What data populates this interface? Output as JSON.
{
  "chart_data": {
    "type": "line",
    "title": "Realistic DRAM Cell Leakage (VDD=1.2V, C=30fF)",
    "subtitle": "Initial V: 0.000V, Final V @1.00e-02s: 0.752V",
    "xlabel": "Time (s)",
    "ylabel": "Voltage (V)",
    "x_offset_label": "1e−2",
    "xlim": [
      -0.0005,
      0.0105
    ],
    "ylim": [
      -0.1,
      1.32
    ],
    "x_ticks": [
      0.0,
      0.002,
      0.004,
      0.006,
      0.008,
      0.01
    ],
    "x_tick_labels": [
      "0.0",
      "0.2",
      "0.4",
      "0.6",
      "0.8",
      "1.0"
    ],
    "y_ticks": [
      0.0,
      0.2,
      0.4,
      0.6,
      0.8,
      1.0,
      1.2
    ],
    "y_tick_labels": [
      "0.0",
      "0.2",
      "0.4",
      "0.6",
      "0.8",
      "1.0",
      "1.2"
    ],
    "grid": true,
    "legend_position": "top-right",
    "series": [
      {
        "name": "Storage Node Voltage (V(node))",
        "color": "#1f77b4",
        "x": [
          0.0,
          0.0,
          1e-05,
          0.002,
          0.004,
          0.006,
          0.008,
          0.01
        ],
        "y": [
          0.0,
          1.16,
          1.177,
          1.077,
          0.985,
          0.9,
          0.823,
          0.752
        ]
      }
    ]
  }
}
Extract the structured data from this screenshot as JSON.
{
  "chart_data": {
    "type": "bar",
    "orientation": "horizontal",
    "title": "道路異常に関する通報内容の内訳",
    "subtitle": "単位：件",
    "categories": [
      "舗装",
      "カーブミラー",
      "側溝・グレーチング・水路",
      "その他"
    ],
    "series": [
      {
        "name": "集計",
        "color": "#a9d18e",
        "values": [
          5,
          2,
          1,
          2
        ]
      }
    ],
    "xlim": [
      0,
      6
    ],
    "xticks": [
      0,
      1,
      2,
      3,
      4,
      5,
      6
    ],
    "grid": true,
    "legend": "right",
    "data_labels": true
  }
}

········

# Problem details
Search the data above for the string "this" and return every line that has it.

# Task answer
What data populates this interface? Output as JSON.
Extract the structured data from this screenshot as JSON.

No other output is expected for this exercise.